=== BRIEF ===
Which lines in the records below contain the word "Ágnes"? Copy each of them.

+===+

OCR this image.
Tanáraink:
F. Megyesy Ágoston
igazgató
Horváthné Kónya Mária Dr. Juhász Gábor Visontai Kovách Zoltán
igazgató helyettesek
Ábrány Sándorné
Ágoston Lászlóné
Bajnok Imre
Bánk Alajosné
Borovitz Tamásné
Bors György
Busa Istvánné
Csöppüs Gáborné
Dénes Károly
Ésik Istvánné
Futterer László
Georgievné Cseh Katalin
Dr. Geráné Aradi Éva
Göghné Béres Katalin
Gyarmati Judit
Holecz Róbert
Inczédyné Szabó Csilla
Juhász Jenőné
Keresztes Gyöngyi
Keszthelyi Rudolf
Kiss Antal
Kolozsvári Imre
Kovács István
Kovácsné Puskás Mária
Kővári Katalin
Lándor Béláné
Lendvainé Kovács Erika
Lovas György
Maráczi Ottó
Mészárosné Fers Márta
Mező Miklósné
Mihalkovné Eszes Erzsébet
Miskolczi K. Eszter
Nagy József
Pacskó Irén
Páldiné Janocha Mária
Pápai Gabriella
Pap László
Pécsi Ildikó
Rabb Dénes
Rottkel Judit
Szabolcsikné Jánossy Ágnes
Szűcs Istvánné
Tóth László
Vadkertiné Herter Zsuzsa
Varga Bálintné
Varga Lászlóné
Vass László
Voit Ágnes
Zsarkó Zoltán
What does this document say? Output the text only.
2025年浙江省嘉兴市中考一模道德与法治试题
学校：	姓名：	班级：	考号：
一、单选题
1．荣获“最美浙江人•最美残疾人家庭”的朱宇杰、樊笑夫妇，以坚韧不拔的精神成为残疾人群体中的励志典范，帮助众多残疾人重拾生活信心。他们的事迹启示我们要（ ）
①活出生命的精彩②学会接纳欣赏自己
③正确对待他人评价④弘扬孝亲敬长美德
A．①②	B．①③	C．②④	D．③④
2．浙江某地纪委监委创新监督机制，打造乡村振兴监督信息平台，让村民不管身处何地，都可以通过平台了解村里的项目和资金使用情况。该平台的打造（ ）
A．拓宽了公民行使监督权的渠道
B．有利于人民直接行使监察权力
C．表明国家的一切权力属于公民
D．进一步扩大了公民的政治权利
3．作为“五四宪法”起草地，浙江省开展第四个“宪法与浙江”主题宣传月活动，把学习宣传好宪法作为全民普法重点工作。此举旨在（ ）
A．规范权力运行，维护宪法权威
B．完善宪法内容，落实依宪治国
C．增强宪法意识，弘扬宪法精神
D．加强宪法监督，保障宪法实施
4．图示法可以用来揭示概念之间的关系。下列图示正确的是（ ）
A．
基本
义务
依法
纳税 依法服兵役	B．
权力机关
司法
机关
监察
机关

+===+

=== SOLUTION FOR THIS PROBLEM ===
Szabolcsikné Jánossy Ágnes
Voit Ágnes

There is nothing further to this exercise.